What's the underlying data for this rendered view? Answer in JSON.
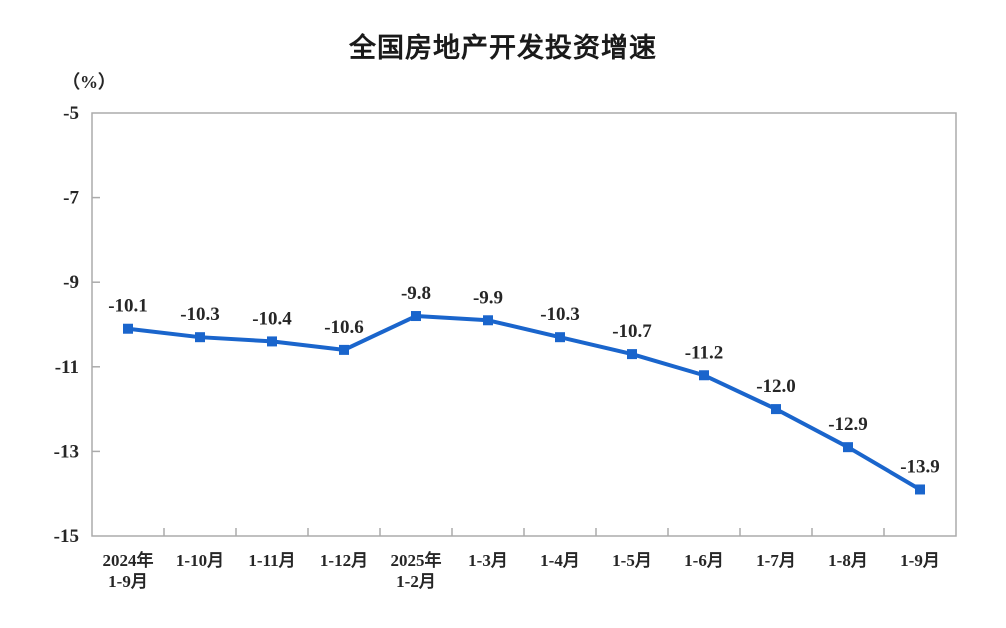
{
  "chart_data": {
    "type": "line",
    "title": "全国房地产开发投资增速",
    "unit_label": "（%）",
    "categories": [
      "2024年\n1-9月",
      "1-10月",
      "1-11月",
      "1-12月",
      "2025年\n1-2月",
      "1-3月",
      "1-4月",
      "1-5月",
      "1-6月",
      "1-7月",
      "1-8月",
      "1-9月"
    ],
    "values": [
      -10.1,
      -10.3,
      -10.4,
      -10.6,
      -9.8,
      -9.9,
      -10.3,
      -10.7,
      -11.2,
      -12.0,
      -12.9,
      -13.9
    ],
    "data_labels": [
      "-10.1",
      "-10.3",
      "-10.4",
      "-10.6",
      "-9.8",
      "-9.9",
      "-10.3",
      "-10.7",
      "-11.2",
      "-12.0",
      "-12.9",
      "-13.9"
    ],
    "y_ticks": [
      -5,
      -7,
      -9,
      -11,
      -13,
      -15
    ],
    "y_tick_labels": [
      "-5",
      "-7",
      "-9",
      "-11",
      "-13",
      "-15"
    ],
    "ylim": [
      -15,
      -5
    ],
    "grid": false,
    "legend_position": "none",
    "marker": "square",
    "colors": {
      "line": "#1a65cc",
      "marker": "#1a65cc",
      "axis": "#ababab",
      "text": "#262626",
      "background": "#ffffff"
    }
  }
}
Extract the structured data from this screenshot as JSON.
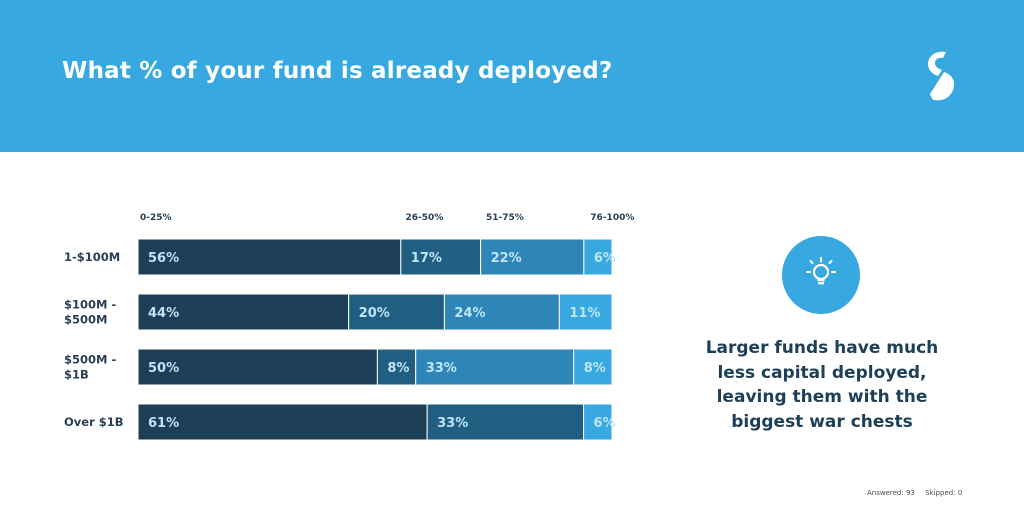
{
  "header": {
    "title": "What % of your fund is already deployed?"
  },
  "chart_data": {
    "type": "bar",
    "orientation": "horizontal",
    "stacked": true,
    "legend_position": "top",
    "categories": [
      "1-$100M",
      "$100M -\n$500M",
      "$500M -\n$1B",
      "Over $1B"
    ],
    "series": [
      {
        "name": "0-25%",
        "color": "#1c3e57",
        "values": [
          56,
          44,
          50,
          61
        ],
        "labels": [
          "56%",
          "44%",
          "50%",
          "61%"
        ]
      },
      {
        "name": "26-50%",
        "color": "#215f82",
        "values": [
          17,
          20,
          8,
          33
        ],
        "labels": [
          "17%",
          "20%",
          "8%",
          "33%"
        ]
      },
      {
        "name": "51-75%",
        "color": "#2e85b7",
        "values": [
          22,
          24,
          33,
          0
        ],
        "labels": [
          "22%",
          "24%",
          "33%",
          ""
        ]
      },
      {
        "name": "76-100%",
        "color": "#38a9e0",
        "values": [
          6,
          11,
          8,
          6
        ],
        "labels": [
          "6%",
          "11%",
          "8%",
          "6%"
        ]
      }
    ],
    "xlim": [
      0,
      100
    ]
  },
  "insight": {
    "icon": "lightbulb-icon",
    "text": "Larger funds have much less capital deployed, leaving them with the biggest war chests"
  },
  "footer": {
    "answered": "Answered: 93",
    "skipped": "Skipped: 0"
  }
}
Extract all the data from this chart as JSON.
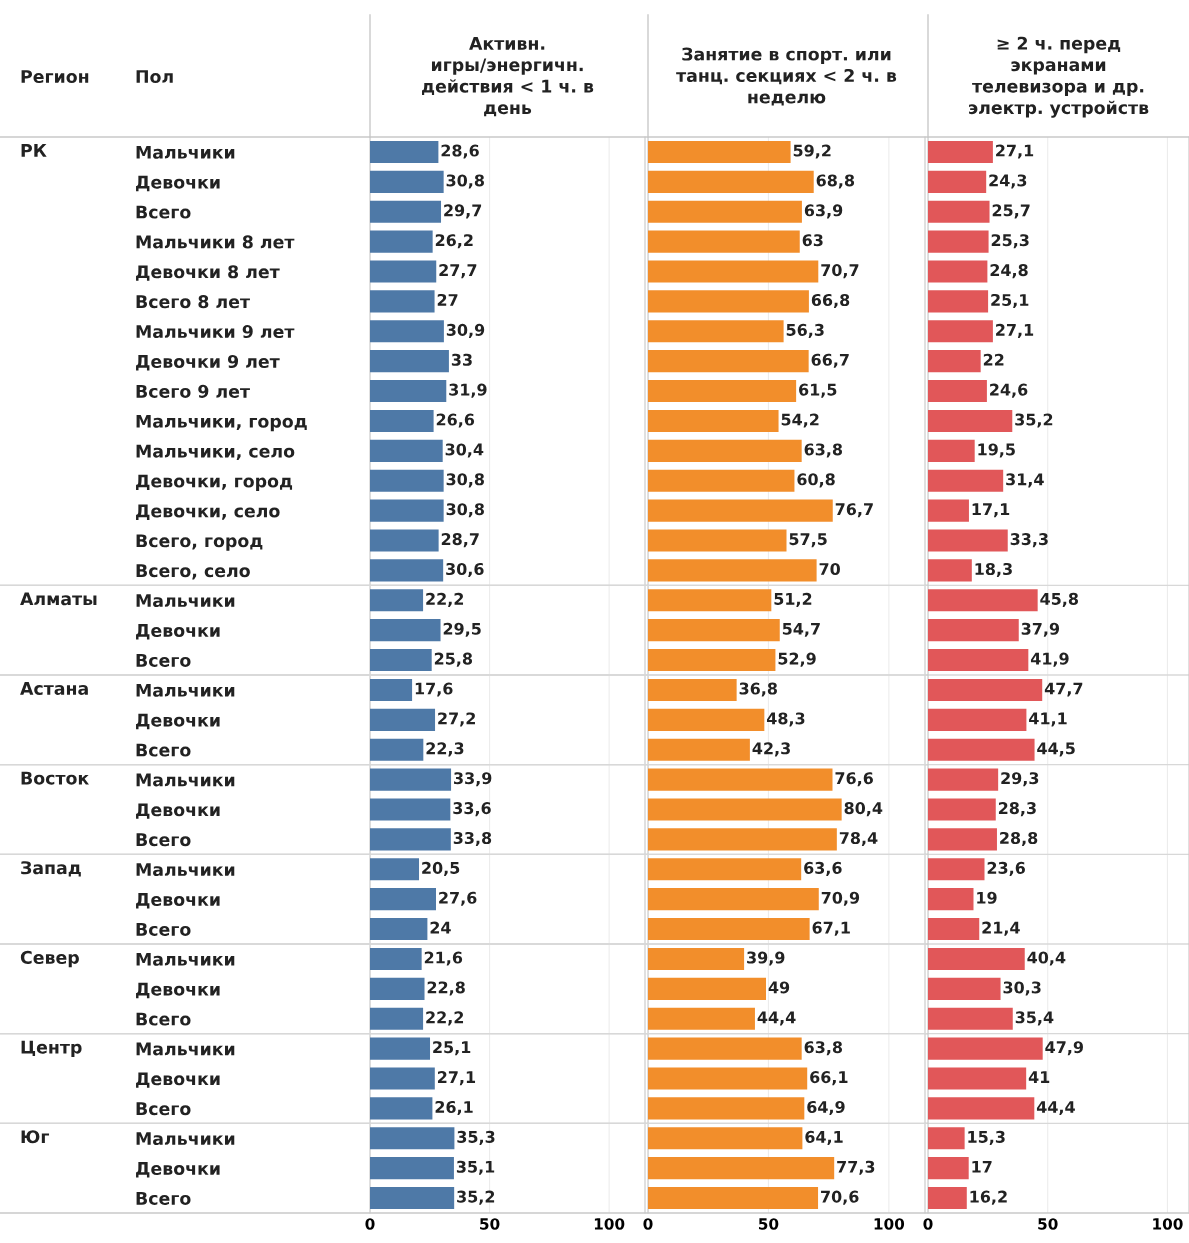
{
  "chart_data": [
    {
      "type": "bar",
      "orientation": "horizontal",
      "title": "Активн.\nигры/энергичн.\nдействия < 1 ч. в\nдень",
      "annotations": [
        "Регион",
        "Пол"
      ],
      "categories": [
        "Мальчики",
        "Девочки",
        "Всего",
        "Мальчики 8 лет",
        "Девочки 8 лет",
        "Всего 8 лет",
        "Мальчики 9 лет",
        "Девочки 9 лет",
        "Всего 9 лет",
        "Мальчики, город",
        "Мальчики, село",
        "Девочки, город",
        "Девочки, село",
        "Всего, город",
        "Всего, село",
        "Мальчики",
        "Девочки",
        "Всего",
        "Мальчики",
        "Девочки",
        "Всего",
        "Мальчики",
        "Девочки",
        "Всего",
        "Мальчики",
        "Девочки",
        "Всего",
        "Мальчики",
        "Девочки",
        "Всего",
        "Мальчики",
        "Девочки",
        "Всего",
        "Мальчики",
        "Девочки",
        "Всего"
      ],
      "y_categories": [
        "РК",
        null,
        null,
        null,
        null,
        null,
        null,
        null,
        null,
        null,
        null,
        null,
        null,
        null,
        null,
        "Алматы",
        null,
        null,
        "Астана",
        null,
        null,
        "Восток",
        null,
        null,
        "Запад",
        null,
        null,
        "Север",
        null,
        null,
        "Центр",
        null,
        null,
        "Юг",
        null,
        null
      ],
      "series": [
        {
          "color": "#4e79a7",
          "values": [
            28.6,
            30.8,
            29.7,
            26.2,
            27.7,
            27,
            30.9,
            33,
            31.9,
            26.6,
            30.4,
            30.8,
            30.8,
            28.7,
            30.6,
            22.2,
            29.5,
            25.8,
            17.6,
            27.2,
            22.3,
            33.9,
            33.6,
            33.8,
            20.5,
            27.6,
            24,
            21.6,
            22.8,
            22.2,
            25.1,
            27.1,
            26.1,
            35.3,
            35.1,
            35.2
          ],
          "value_labels": [
            "28,6",
            "30,8",
            "29,7",
            "26,2",
            "27,7",
            "27",
            "30,9",
            "33",
            "31,9",
            "26,6",
            "30,4",
            "30,8",
            "30,8",
            "28,7",
            "30,6",
            "22,2",
            "29,5",
            "25,8",
            "17,6",
            "27,2",
            "22,3",
            "33,9",
            "33,6",
            "33,8",
            "20,5",
            "27,6",
            "24",
            "21,6",
            "22,8",
            "22,2",
            "25,1",
            "27,1",
            "26,1",
            "35,3",
            "35,1",
            "35,2"
          ]
        }
      ],
      "xlim": [
        0,
        115
      ],
      "xticks": [
        0,
        50,
        100
      ],
      "grid": "x",
      "legend": false
    },
    {
      "type": "bar",
      "orientation": "horizontal",
      "title": "Занятие в спорт. или\nтанц. секциях < 2 ч. в\nнеделю",
      "tick_labels": "x",
      "series": [
        {
          "color": "#f28e2b",
          "values": [
            59.2,
            68.8,
            63.9,
            63,
            70.7,
            66.8,
            56.3,
            66.7,
            61.5,
            54.2,
            63.8,
            60.8,
            76.7,
            57.5,
            70,
            51.2,
            54.7,
            52.9,
            36.8,
            48.3,
            42.3,
            76.6,
            80.4,
            78.4,
            63.6,
            70.9,
            67.1,
            39.9,
            49,
            44.4,
            63.8,
            66.1,
            64.9,
            64.1,
            77.3,
            70.6
          ],
          "value_labels": [
            "59,2",
            "68,8",
            "63,9",
            "63",
            "70,7",
            "66,8",
            "56,3",
            "66,7",
            "61,5",
            "54,2",
            "63,8",
            "60,8",
            "76,7",
            "57,5",
            "70",
            "51,2",
            "54,7",
            "52,9",
            "36,8",
            "48,3",
            "42,3",
            "76,6",
            "80,4",
            "78,4",
            "63,6",
            "70,9",
            "67,1",
            "39,9",
            "49",
            "44,4",
            "63,8",
            "66,1",
            "64,9",
            "64,1",
            "77,3",
            "70,6"
          ]
        }
      ],
      "xlim": [
        0,
        115
      ],
      "xticks": [
        0,
        50,
        100
      ],
      "grid": "x",
      "legend": false
    },
    {
      "type": "bar",
      "orientation": "horizontal",
      "title": "≥ 2 ч. перед\nэкранами\nтелевизора и др.\nэлектр. устройств",
      "tick_labels": "x",
      "series": [
        {
          "color": "#e15759",
          "values": [
            27.1,
            24.3,
            25.7,
            25.3,
            24.8,
            25.1,
            27.1,
            22,
            24.6,
            35.2,
            19.5,
            31.4,
            17.1,
            33.3,
            18.3,
            45.8,
            37.9,
            41.9,
            47.7,
            41.1,
            44.5,
            29.3,
            28.3,
            28.8,
            23.6,
            19,
            21.4,
            40.4,
            30.3,
            35.4,
            47.9,
            41,
            44.4,
            15.3,
            17,
            16.2
          ],
          "value_labels": [
            "27,1",
            "24,3",
            "25,7",
            "25,3",
            "24,8",
            "25,1",
            "27,1",
            "22",
            "24,6",
            "35,2",
            "19,5",
            "31,4",
            "17,1",
            "33,3",
            "18,3",
            "45,8",
            "37,9",
            "41,9",
            "47,7",
            "41,1",
            "44,5",
            "29,3",
            "28,3",
            "28,8",
            "23,6",
            "19",
            "21,4",
            "40,4",
            "30,3",
            "35,4",
            "47,9",
            "41",
            "44,4",
            "15,3",
            "17",
            "16,2"
          ]
        }
      ],
      "xlim": [
        0,
        109
      ],
      "xticks": [
        0,
        50,
        100
      ],
      "grid": "x",
      "legend": false
    }
  ]
}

#### Task objective:
Where a line contains "город", copy that line.

#### Task response:
        "Мальчики, город",
        "Девочки, город",
        "Всего, город",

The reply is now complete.